_Problem_
Every line below must be reproduced exactly. Copy them all.
══ Records provided ══
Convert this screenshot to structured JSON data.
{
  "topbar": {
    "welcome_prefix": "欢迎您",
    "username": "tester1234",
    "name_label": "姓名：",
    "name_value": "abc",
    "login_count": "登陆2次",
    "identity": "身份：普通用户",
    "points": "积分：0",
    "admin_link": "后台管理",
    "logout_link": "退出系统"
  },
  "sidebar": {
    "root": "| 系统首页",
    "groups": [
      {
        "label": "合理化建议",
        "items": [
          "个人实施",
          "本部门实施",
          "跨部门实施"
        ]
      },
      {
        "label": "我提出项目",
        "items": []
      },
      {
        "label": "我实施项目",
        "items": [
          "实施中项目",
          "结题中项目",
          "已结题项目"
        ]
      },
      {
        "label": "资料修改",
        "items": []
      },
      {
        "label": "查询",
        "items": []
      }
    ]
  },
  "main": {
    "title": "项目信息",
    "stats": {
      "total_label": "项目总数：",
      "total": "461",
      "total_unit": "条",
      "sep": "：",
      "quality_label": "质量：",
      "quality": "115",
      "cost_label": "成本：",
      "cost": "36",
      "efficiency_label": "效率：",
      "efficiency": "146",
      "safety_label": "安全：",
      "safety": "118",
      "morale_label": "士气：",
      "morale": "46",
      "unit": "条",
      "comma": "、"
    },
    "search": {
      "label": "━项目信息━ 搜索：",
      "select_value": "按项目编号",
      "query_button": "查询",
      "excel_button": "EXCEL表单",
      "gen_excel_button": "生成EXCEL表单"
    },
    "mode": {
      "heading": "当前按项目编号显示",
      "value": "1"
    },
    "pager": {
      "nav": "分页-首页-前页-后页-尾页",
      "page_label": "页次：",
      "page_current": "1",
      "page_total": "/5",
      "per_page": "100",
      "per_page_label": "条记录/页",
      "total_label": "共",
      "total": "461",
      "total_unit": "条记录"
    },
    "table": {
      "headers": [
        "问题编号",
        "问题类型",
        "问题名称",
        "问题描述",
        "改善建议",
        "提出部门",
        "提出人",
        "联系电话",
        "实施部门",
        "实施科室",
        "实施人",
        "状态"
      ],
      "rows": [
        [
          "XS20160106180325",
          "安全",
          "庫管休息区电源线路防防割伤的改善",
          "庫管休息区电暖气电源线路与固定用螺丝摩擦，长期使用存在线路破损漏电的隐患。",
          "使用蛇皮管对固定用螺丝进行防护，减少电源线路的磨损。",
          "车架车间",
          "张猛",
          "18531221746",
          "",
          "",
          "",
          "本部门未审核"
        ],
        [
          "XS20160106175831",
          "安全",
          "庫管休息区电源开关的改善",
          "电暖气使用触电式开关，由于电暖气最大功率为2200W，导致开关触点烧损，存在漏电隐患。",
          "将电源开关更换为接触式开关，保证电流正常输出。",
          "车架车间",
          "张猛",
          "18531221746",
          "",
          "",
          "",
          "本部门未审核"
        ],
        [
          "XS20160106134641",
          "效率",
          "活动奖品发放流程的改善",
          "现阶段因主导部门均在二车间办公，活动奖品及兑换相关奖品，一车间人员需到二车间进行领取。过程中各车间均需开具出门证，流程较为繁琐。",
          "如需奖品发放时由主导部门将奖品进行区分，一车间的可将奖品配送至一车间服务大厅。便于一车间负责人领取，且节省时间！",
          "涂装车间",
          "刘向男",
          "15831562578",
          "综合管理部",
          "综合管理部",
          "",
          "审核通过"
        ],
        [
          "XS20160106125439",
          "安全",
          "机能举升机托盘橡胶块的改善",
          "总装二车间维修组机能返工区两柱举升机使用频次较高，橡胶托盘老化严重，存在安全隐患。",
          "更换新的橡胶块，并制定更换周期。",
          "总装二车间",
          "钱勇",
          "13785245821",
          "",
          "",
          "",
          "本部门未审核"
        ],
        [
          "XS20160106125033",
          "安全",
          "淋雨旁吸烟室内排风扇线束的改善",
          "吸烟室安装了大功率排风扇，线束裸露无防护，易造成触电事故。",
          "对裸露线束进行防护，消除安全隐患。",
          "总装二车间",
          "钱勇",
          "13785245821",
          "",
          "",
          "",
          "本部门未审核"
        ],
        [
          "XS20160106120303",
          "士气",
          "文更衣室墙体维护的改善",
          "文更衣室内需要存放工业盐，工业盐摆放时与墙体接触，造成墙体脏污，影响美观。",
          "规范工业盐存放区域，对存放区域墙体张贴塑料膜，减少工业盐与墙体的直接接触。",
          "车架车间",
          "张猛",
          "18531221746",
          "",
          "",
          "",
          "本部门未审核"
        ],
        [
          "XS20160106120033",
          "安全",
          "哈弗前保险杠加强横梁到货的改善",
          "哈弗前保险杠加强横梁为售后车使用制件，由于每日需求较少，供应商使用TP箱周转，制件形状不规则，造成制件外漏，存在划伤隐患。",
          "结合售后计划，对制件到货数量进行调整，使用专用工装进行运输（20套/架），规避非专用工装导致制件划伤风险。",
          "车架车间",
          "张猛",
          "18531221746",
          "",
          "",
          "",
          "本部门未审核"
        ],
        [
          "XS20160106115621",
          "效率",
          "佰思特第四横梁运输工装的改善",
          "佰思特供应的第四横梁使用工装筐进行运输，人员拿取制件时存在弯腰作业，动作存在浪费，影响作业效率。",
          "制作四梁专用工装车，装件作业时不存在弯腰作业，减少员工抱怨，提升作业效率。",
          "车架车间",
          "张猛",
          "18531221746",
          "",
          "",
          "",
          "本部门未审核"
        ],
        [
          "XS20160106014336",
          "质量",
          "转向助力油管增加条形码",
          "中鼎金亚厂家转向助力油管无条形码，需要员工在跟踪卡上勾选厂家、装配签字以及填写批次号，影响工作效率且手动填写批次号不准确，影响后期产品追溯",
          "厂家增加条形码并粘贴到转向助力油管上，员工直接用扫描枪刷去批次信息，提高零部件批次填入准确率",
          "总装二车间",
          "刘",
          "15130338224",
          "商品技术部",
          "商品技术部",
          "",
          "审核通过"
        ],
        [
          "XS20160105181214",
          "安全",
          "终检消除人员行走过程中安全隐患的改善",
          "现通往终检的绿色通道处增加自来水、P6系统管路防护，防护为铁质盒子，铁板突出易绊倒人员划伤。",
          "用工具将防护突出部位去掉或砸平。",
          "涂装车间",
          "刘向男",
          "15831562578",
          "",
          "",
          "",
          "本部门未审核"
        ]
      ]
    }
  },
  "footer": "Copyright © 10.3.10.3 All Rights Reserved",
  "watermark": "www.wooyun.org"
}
═══
_Solution for this task_
Convert this screenshot to structured JSON data.
{
  "topbar": {
    "welcome_prefix": "欢迎您",
    "username": "tester1234",
    "name_label": "姓名：",
    "name_value": "abc",
    "login_count": "登陆2次",
    "identity": "身份：普通用户",
    "points": "积分：0",
    "admin_link": "后台管理",
    "logout_link": "退出系统"
  },
  "sidebar": {
    "root": "| 系统首页",
    "groups": [
      {
        "label": "合理化建议",
        "items": [
          "个人实施",
          "本部门实施",
          "跨部门实施"
        ]
      },
      {
        "label": "我提出项目",
        "items": []
      },
      {
        "label": "我实施项目",
        "items": [
          "实施中项目",
          "结题中项目",
          "已结题项目"
        ]
      },
      {
        "label": "资料修改",
        "items": []
      },
      {
        "label": "查询",
        "items": []
      }
    ]
  },
  "main": {
    "title": "项目信息",
    "stats": {
      "total_label": "项目总数：",
      "total": "461",
      "total_unit": "条",
      "sep": "：",
      "quality_label": "质量：",
      "quality": "115",
      "cost_label": "成本：",
      "cost": "36",
      "efficiency_label": "效率：",
      "efficiency": "146",
      "safety_label": "安全：",
      "safety": "118",
      "morale_label": "士气：",
      "morale": "46",
      "unit": "条",
      "comma": "、"
    },
    "search": {
      "label": "━项目信息━ 搜索：",
      "select_value": "按项目编号",
      "query_button": "查询",
      "excel_button": "EXCEL表单",
      "gen_excel_button": "生成EXCEL表单"
    },
    "mode": {
      "heading": "当前按项目编号显示",
      "value": "1"
    },
    "pager": {
      "nav": "分页-首页-前页-后页-尾页",
      "page_label": "页次：",
      "page_current": "1",
      "page_total": "/5",
      "per_page": "100",
      "per_page_label": "条记录/页",
      "total_label": "共",
      "total": "461",
      "total_unit": "条记录"
    },
    "table": {
      "headers": [
        "问题编号",
        "问题类型",
        "问题名称",
        "问题描述",
        "改善建议",
        "提出部门",
        "提出人",
        "联系电话",
        "实施部门",
        "实施科室",
        "实施人",
        "状态"
      ],
      "rows": [
        [
          "XS20160106180325",
          "安全",
          "庫管休息区电源线路防防割伤的改善",
          "庫管休息区电暖气电源线路与固定用螺丝摩擦，长期使用存在线路破损漏电的隐患。",
          "使用蛇皮管对固定用螺丝进行防护，减少电源线路的磨损。",
          "车架车间",
          "张猛",
          "18531221746",
          "",
          "",
          "",
          "本部门未审核"
        ],
        [
          "XS20160106175831",
          "安全",
          "庫管休息区电源开关的改善",
          "电暖气使用触电式开关，由于电暖气最大功率为2200W，导致开关触点烧损，存在漏电隐患。",
          "将电源开关更换为接触式开关，保证电流正常输出。",
          "车架车间",
          "张猛",
          "18531221746",
          "",
          "",
          "",
          "本部门未审核"
        ],
        [
          "XS20160106134641",
          "效率",
          "活动奖品发放流程的改善",
          "现阶段因主导部门均在二车间办公，活动奖品及兑换相关奖品，一车间人员需到二车间进行领取。过程中各车间均需开具出门证，流程较为繁琐。",
          "如需奖品发放时由主导部门将奖品进行区分，一车间的可将奖品配送至一车间服务大厅。便于一车间负责人领取，且节省时间！",
          "涂装车间",
          "刘向男",
          "15831562578",
          "综合管理部",
          "综合管理部",
          "",
          "审核通过"
        ],
        [
          "XS20160106125439",
          "安全",
          "机能举升机托盘橡胶块的改善",
          "总装二车间维修组机能返工区两柱举升机使用频次较高，橡胶托盘老化严重，存在安全隐患。",
          "更换新的橡胶块，并制定更换周期。",
          "总装二车间",
          "钱勇",
          "13785245821",
          "",
          "",
          "",
          "本部门未审核"
        ],
        [
          "XS20160106125033",
          "安全",
          "淋雨旁吸烟室内排风扇线束的改善",
          "吸烟室安装了大功率排风扇，线束裸露无防护，易造成触电事故。",
          "对裸露线束进行防护，消除安全隐患。",
          "总装二车间",
          "钱勇",
          "13785245821",
          "",
          "",
          "",
          "本部门未审核"
        ],
        [
          "XS20160106120303",
          "士气",
          "文更衣室墙体维护的改善",
          "文更衣室内需要存放工业盐，工业盐摆放时与墙体接触，造成墙体脏污，影响美观。",
          "规范工业盐存放区域，对存放区域墙体张贴塑料膜，减少工业盐与墙体的直接接触。",
          "车架车间",
          "张猛",
          "18531221746",
          "",
          "",
          "",
          "本部门未审核"
        ],
        [
          "XS20160106120033",
          "安全",
          "哈弗前保险杠加强横梁到货的改善",
          "哈弗前保险杠加强横梁为售后车使用制件，由于每日需求较少，供应商使用TP箱周转，制件形状不规则，造成制件外漏，存在划伤隐患。",
          "结合售后计划，对制件到货数量进行调整，使用专用工装进行运输（20套/架），规避非专用工装导致制件划伤风险。",
          "车架车间",
          "张猛",
          "18531221746",
          "",
          "",
          "",
          "本部门未审核"
        ],
        [
          "XS20160106115621",
          "效率",
          "佰思特第四横梁运输工装的改善",
          "佰思特供应的第四横梁使用工装筐进行运输，人员拿取制件时存在弯腰作业，动作存在浪费，影响作业效率。",
          "制作四梁专用工装车，装件作业时不存在弯腰作业，减少员工抱怨，提升作业效率。",
          "车架车间",
          "张猛",
          "18531221746",
          "",
          "",
          "",
          "本部门未审核"
        ],
        [
          "XS20160106014336",
          "质量",
          "转向助力油管增加条形码",
          "中鼎金亚厂家转向助力油管无条形码，需要员工在跟踪卡上勾选厂家、装配签字以及填写批次号，影响工作效率且手动填写批次号不准确，影响后期产品追溯",
          "厂家增加条形码并粘贴到转向助力油管上，员工直接用扫描枪刷去批次信息，提高零部件批次填入准确率",
          "总装二车间",
          "刘",
          "15130338224",
          "商品技术部",
          "商品技术部",
          "",
          "审核通过"
        ],
        [
          "XS20160105181214",
          "安全",
          "终检消除人员行走过程中安全隐患的改善",
          "现通往终检的绿色通道处增加自来水、P6系统管路防护，防护为铁质盒子，铁板突出易绊倒人员划伤。",
          "用工具将防护突出部位去掉或砸平。",
          "涂装车间",
          "刘向男",
          "15831562578",
          "",
          "",
          "",
          "本部门未审核"
        ]
      ]
    }
  },
  "footer": "Copyright © 10.3.10.3 All Rights Reserved",
  "watermark": "www.wooyun.org"
}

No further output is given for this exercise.